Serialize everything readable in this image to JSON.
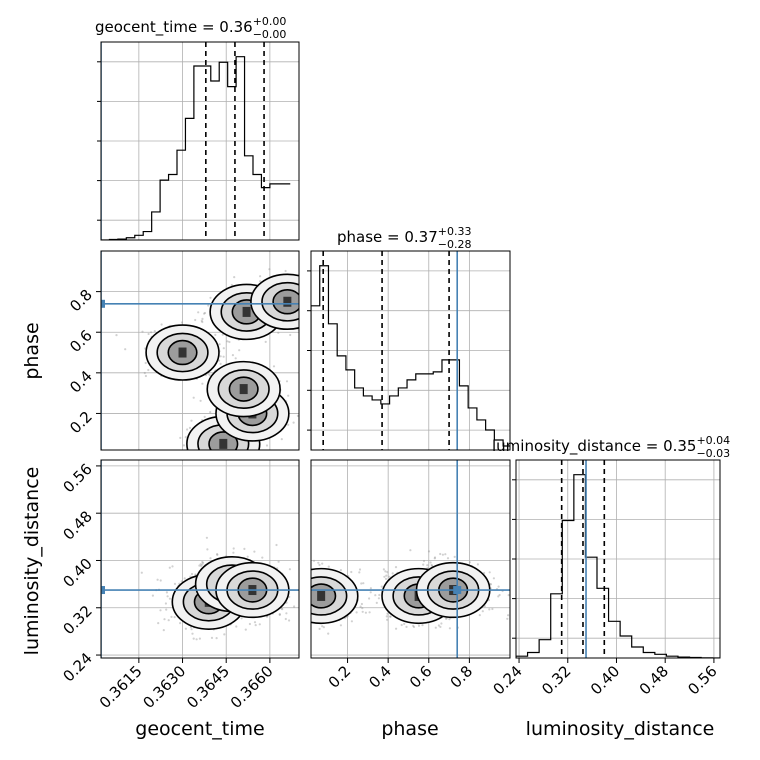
{
  "chart_data": {
    "type": "corner",
    "parameters": [
      "geocent_time",
      "phase",
      "luminosity_distance"
    ],
    "titles": {
      "geocent_time": {
        "name": "geocent_time",
        "median": "0.36",
        "plus": "+0.00",
        "minus": "−0.00"
      },
      "phase": {
        "name": "phase",
        "median": "0.37",
        "plus": "+0.33",
        "minus": "−0.28"
      },
      "luminosity_distance": {
        "name": "luminosity_distance",
        "median": "0.35",
        "plus": "+0.04",
        "minus": "−0.03"
      }
    },
    "axes": {
      "geocent_time": {
        "range": [
          0.3602,
          0.367
        ],
        "ticks": [
          0.3615,
          0.363,
          0.3645,
          0.366
        ],
        "tick_labels": [
          "0.3615",
          "0.3630",
          "0.3645",
          "0.3660"
        ],
        "label": "geocent_time"
      },
      "phase": {
        "range": [
          0.02,
          1.0
        ],
        "ticks": [
          0.2,
          0.4,
          0.6,
          0.8
        ],
        "tick_labels": [
          "0.2",
          "0.4",
          "0.6",
          "0.8"
        ],
        "label": "phase"
      },
      "luminosity_distance": {
        "range": [
          0.235,
          0.57
        ],
        "ticks": [
          0.24,
          0.32,
          0.4,
          0.48,
          0.56
        ],
        "tick_labels": [
          "0.24",
          "0.32",
          "0.40",
          "0.48",
          "0.56"
        ],
        "label": "luminosity_distance"
      }
    },
    "truth": {
      "geocent_time": 0.3602,
      "phase": 0.74,
      "luminosity_distance": 0.35
    },
    "quantiles": {
      "geocent_time": [
        0.3638,
        0.3648,
        0.3658
      ],
      "phase": [
        0.08,
        0.37,
        0.7
      ],
      "luminosity_distance": [
        0.31,
        0.345,
        0.38
      ]
    },
    "histograms": {
      "geocent_time": {
        "edges": [
          0.3602,
          0.36049,
          0.36078,
          0.36107,
          0.36136,
          0.36165,
          0.36194,
          0.36223,
          0.36252,
          0.36281,
          0.3631,
          0.36339,
          0.36368,
          0.36397,
          0.36426,
          0.36455,
          0.36484,
          0.36513,
          0.36542,
          0.36571,
          0.366,
          0.36629,
          0.36658,
          0.3667
        ],
        "counts": [
          0,
          0.3,
          0.5,
          1.2,
          2.5,
          4.5,
          15,
          32,
          35,
          48,
          65,
          93,
          93,
          85,
          95,
          82,
          98,
          45,
          35,
          28,
          30,
          30,
          30
        ]
      },
      "phase": {
        "edges": [
          0.02,
          0.063,
          0.106,
          0.149,
          0.192,
          0.235,
          0.278,
          0.321,
          0.364,
          0.407,
          0.45,
          0.493,
          0.536,
          0.579,
          0.622,
          0.665,
          0.708,
          0.751,
          0.794,
          0.837,
          0.88,
          0.923,
          0.966,
          1.0
        ],
        "counts": [
          72,
          92,
          63,
          47,
          40,
          31,
          27,
          25,
          23,
          27,
          31,
          35,
          38,
          38,
          39,
          45,
          45,
          32,
          21,
          15,
          10,
          5,
          2
        ]
      },
      "luminosity_distance": {
        "edges": [
          0.235,
          0.254,
          0.273,
          0.292,
          0.311,
          0.33,
          0.349,
          0.368,
          0.387,
          0.406,
          0.425,
          0.444,
          0.463,
          0.482,
          0.501,
          0.52,
          0.539,
          0.558,
          0.57
        ],
        "counts": [
          1,
          3,
          10,
          35,
          75,
          100,
          55,
          38,
          20,
          12,
          6,
          3,
          2,
          1,
          0.5,
          0.3,
          0.1,
          0
        ]
      }
    },
    "density": {
      "phase_vs_geocent_time": {
        "peaks": [
          {
            "x": 0.3644,
            "y": 0.05
          },
          {
            "x": 0.3654,
            "y": 0.2
          },
          {
            "x": 0.3651,
            "y": 0.32
          },
          {
            "x": 0.363,
            "y": 0.5
          },
          {
            "x": 0.3652,
            "y": 0.7
          },
          {
            "x": 0.3666,
            "y": 0.75
          }
        ]
      },
      "luminosity_distance_vs_geocent_time": {
        "peaks": [
          {
            "x": 0.3639,
            "y": 0.33
          },
          {
            "x": 0.3647,
            "y": 0.36
          },
          {
            "x": 0.3654,
            "y": 0.35
          }
        ]
      },
      "luminosity_distance_vs_phase": {
        "peaks": [
          {
            "x": 0.07,
            "y": 0.34
          },
          {
            "x": 0.55,
            "y": 0.34
          },
          {
            "x": 0.72,
            "y": 0.35
          }
        ]
      }
    }
  }
}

(Exercise aim)
Only the number is wanted: count the lines of the records that hold the word "name".

(Result of the exercise)
3